§ **Given request**
Please copy every line of the records below that holds the word "range".

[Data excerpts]
= = =

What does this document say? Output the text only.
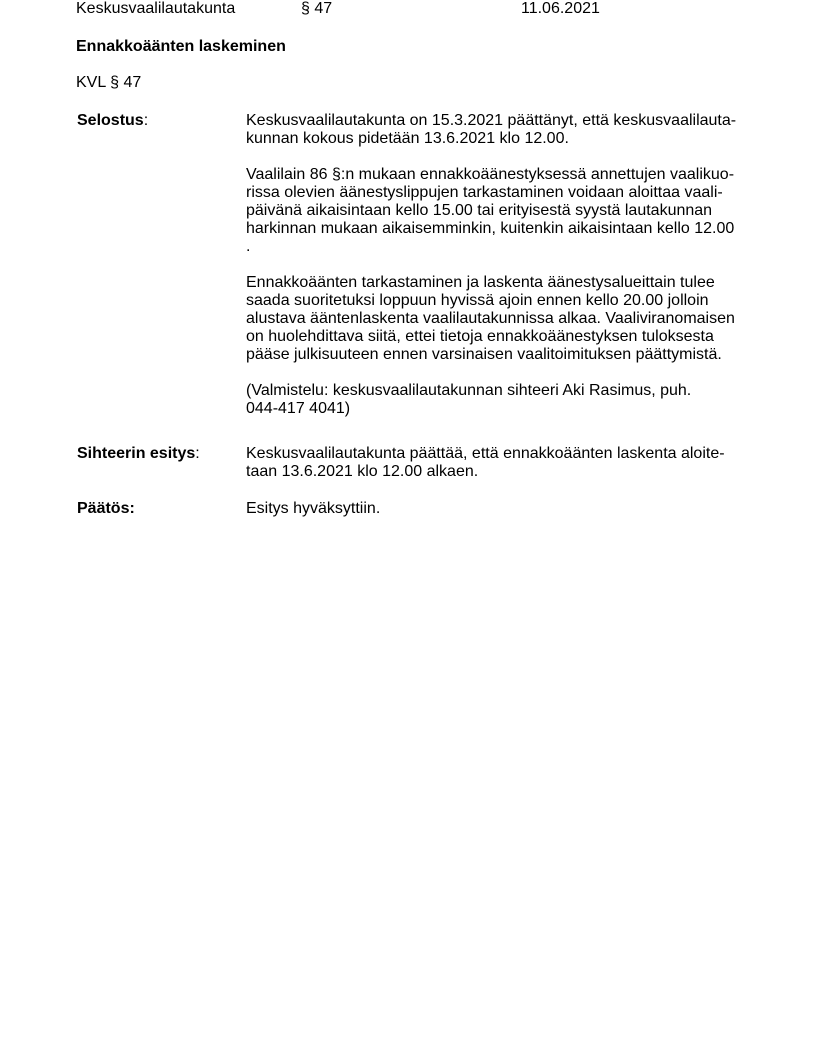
Keskusvaalilautakunta	§ 47	11.06.2021
Ennakkoäänten laskeminen
KVL § 47
Selostus:	Keskusvaalilautakunta on 15.3.2021 päättänyt, että keskusvaalilauta-
kunnan kokous pidetään 13.6.2021 klo 12.00.

Vaalilain 86 §:n mukaan ennakkoäänestyksessä annettujen vaalikuo-
rissa olevien äänestyslippujen tarkastaminen voidaan aloittaa vaali-
päivänä aikaisintaan kello 15.00 tai erityisestä syystä lautakunnan
harkinnan mukaan aikaisemminkin, kuitenkin aikaisintaan kello 12.00
.

Ennakkoäänten tarkastaminen ja laskenta äänestysalueittain tulee
saada suoritetuksi loppuun hyvissä ajoin ennen kello 20.00 jolloin
alustava ääntenlaskenta vaalilautakunnissa alkaa. Vaaliviranomaisen
on huolehdittava siitä, ettei tietoja ennakkoäänestyksen tuloksesta
pääse julkisuuteen ennen varsinaisen vaalitoimituksen päättymistä.

(Valmistelu: keskusvaalilautakunnan sihteeri Aki Rasimus, puh.
044-417 4041)

Sihteerin esitys:	Keskusvaalilautakunta päättää, että ennakkoäänten laskenta aloite-
taan 13.6.2021 klo 12.00 alkaen.

Päätös:	Esitys hyväksyttiin.
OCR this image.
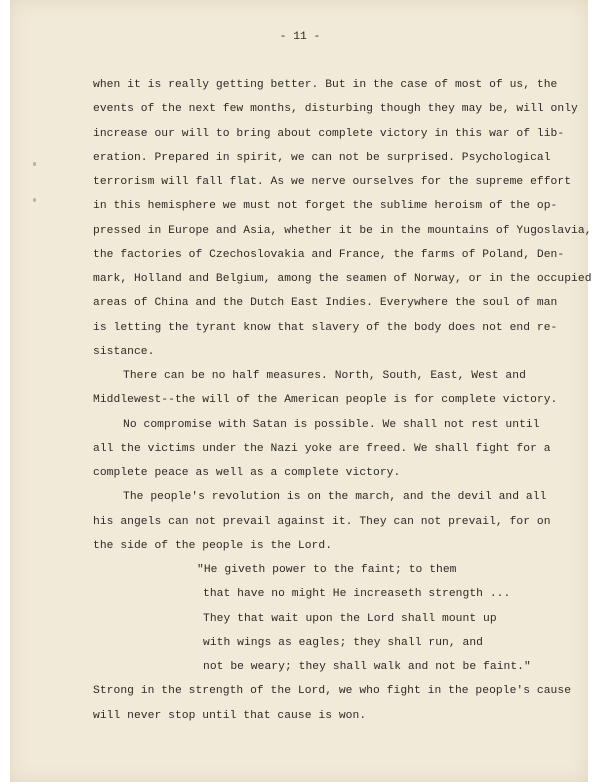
- 11 -
when it is really getting better. But in the case of most of us, the
events of the next few months, disturbing though they may be, will only
increase our will to bring about complete victory in this war of lib-
eration. Prepared in spirit, we can not be surprised. Psychological
terrorism will fall flat. As we nerve ourselves for the supreme effort
in this hemisphere we must not forget the sublime heroism of the op-
pressed in Europe and Asia, whether it be in the mountains of Yugoslavia,
the factories of Czechoslovakia and France, the farms of Poland, Den-
mark, Holland and Belgium, among the seamen of Norway, or in the occupied
areas of China and the Dutch East Indies. Everywhere the soul of man
is letting the tyrant know that slavery of the body does not end re-
sistance.
There can be no half measures. North, South, East, West and
Middlewest--the will of the American people is for complete victory.
No compromise with Satan is possible. We shall not rest until
all the victims under the Nazi yoke are freed. We shall fight for a
complete peace as well as a complete victory.
The people's revolution is on the march, and the devil and all
his angels can not prevail against it. They can not prevail, for on
the side of the people is the Lord.
"He giveth power to the faint; to them
that have no might He increaseth strength ...
They that wait upon the Lord shall mount up
with wings as eagles; they shall run, and
not be weary; they shall walk and not be faint."
Strong in the strength of the Lord, we who fight in the people's cause
will never stop until that cause is won.
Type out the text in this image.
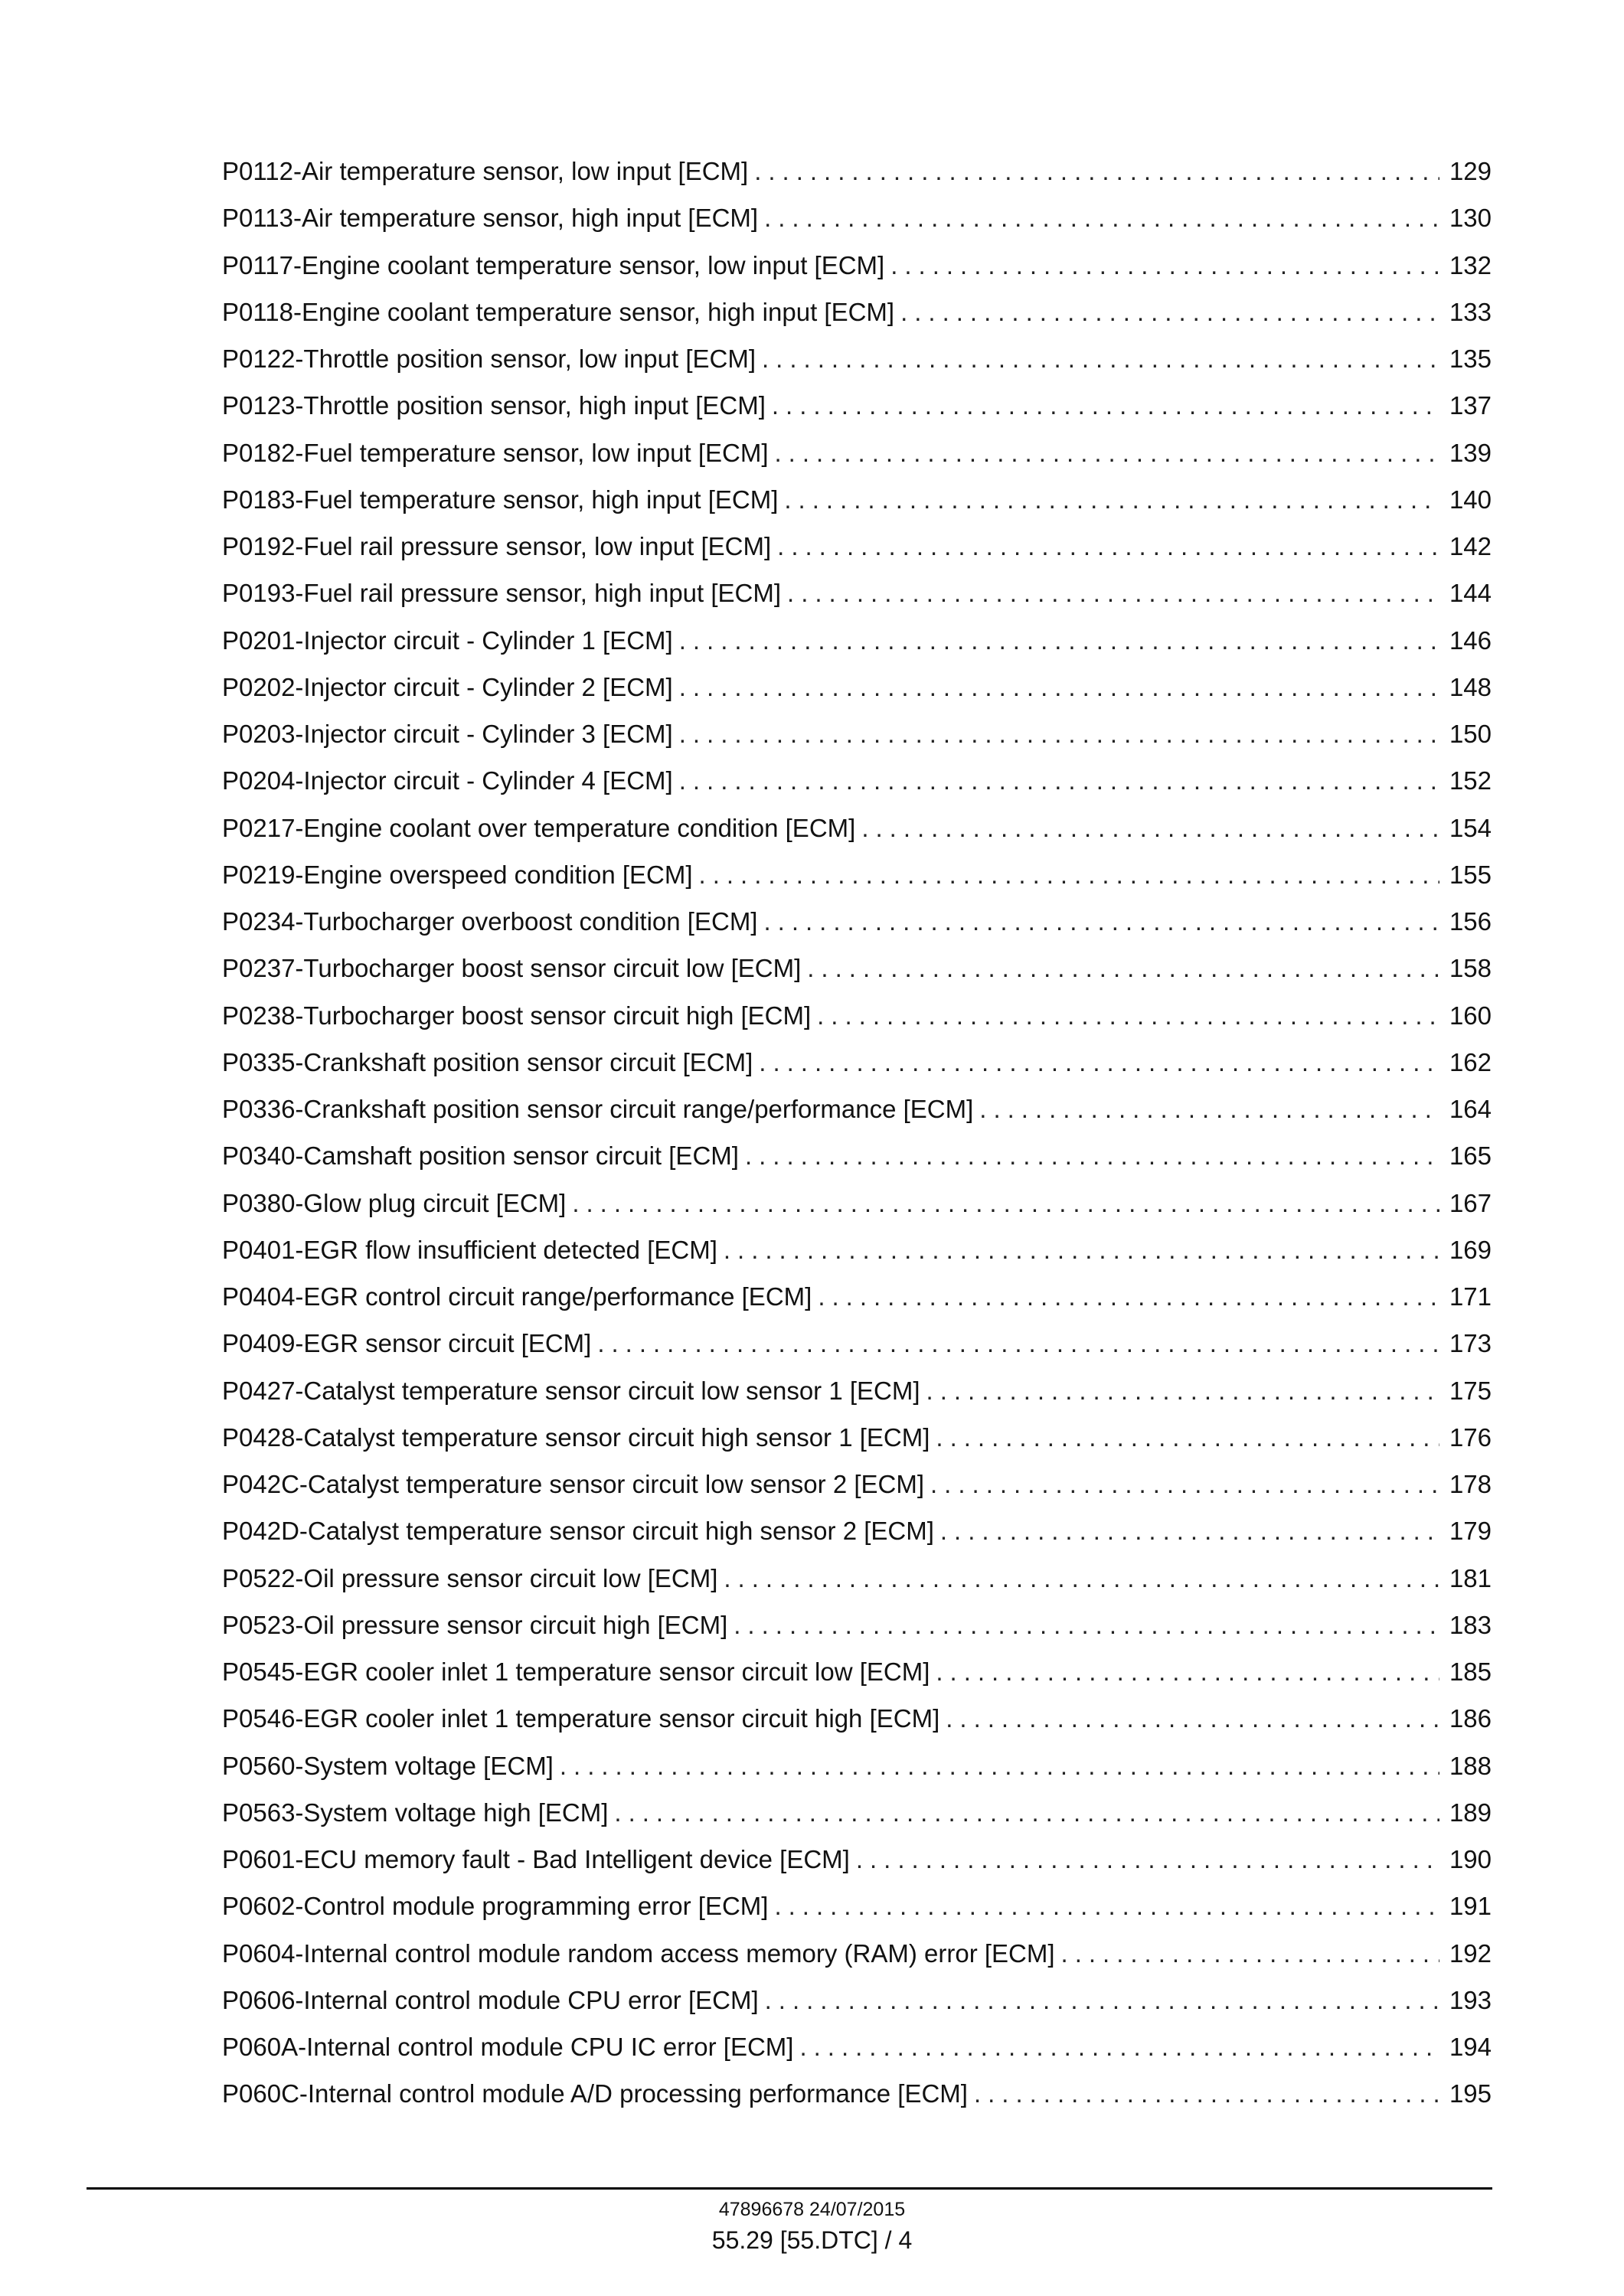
P0112-Air temperature sensor, low input [ECM] .....	129
P0113-Air temperature sensor, high input [ECM] .....	130
P0117-Engine coolant temperature sensor, low input [ECM] .....	132
P0118-Engine coolant temperature sensor, high input [ECM] .....	133
P0122-Throttle position sensor, low input [ECM] .....	135
P0123-Throttle position sensor, high input [ECM] .....	137
P0182-Fuel temperature sensor, low input [ECM] .....	139
P0183-Fuel temperature sensor, high input [ECM] .....	140
P0192-Fuel rail pressure sensor, low input [ECM] .....	142
P0193-Fuel rail pressure sensor, high input [ECM] .....	144
P0201-Injector circuit - Cylinder 1 [ECM] .....	146
P0202-Injector circuit - Cylinder 2 [ECM] .....	148
P0203-Injector circuit - Cylinder 3 [ECM] .....	150
P0204-Injector circuit - Cylinder 4 [ECM] .....	152
P0217-Engine coolant over temperature condition [ECM] .....	154
P0219-Engine overspeed condition [ECM] .....	155
P0234-Turbocharger overboost condition [ECM] .....	156
P0237-Turbocharger boost sensor circuit low [ECM] .....	158
P0238-Turbocharger boost sensor circuit high [ECM] .....	160
P0335-Crankshaft position sensor circuit [ECM] .....	162
P0336-Crankshaft position sensor circuit range/performance [ECM] .....	164
P0340-Camshaft position sensor circuit [ECM] .....	165
P0380-Glow plug circuit [ECM] .....	167
P0401-EGR flow insufficient detected [ECM] .....	169
P0404-EGR control circuit range/performance [ECM] .....	171
P0409-EGR sensor circuit [ECM] .....	173
P0427-Catalyst temperature sensor circuit low sensor 1 [ECM] .....	175
P0428-Catalyst temperature sensor circuit high sensor 1 [ECM] .....	176
P042C-Catalyst temperature sensor circuit low sensor 2 [ECM] .....	178
P042D-Catalyst temperature sensor circuit high sensor 2 [ECM] .....	179
P0522-Oil pressure sensor circuit low [ECM] .....	181
P0523-Oil pressure sensor circuit high [ECM] .....	183
P0545-EGR cooler inlet 1 temperature sensor circuit low [ECM] .....	185
P0546-EGR cooler inlet 1 temperature sensor circuit high [ECM] .....	186
P0560-System voltage [ECM] .....	188
P0563-System voltage high [ECM] .....	189
P0601-ECU memory fault - Bad Intelligent device [ECM] .....	190
P0602-Control module programming error [ECM] .....	191
P0604-Internal control module random access memory (RAM) error [ECM] .....	192
P0606-Internal control module CPU error [ECM] .....	193
P060A-Internal control module CPU IC error [ECM] .....	194
P060C-Internal control module A/D processing performance [ECM] .....	195
47896678 24/07/2015
55.29 [55.DTC] / 4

= = =

§ **Exercise output**
P0336-Crankshaft position sensor circuit range/performance [ECM] .....	164
P0404-EGR control circuit range/performance [ECM] .....	171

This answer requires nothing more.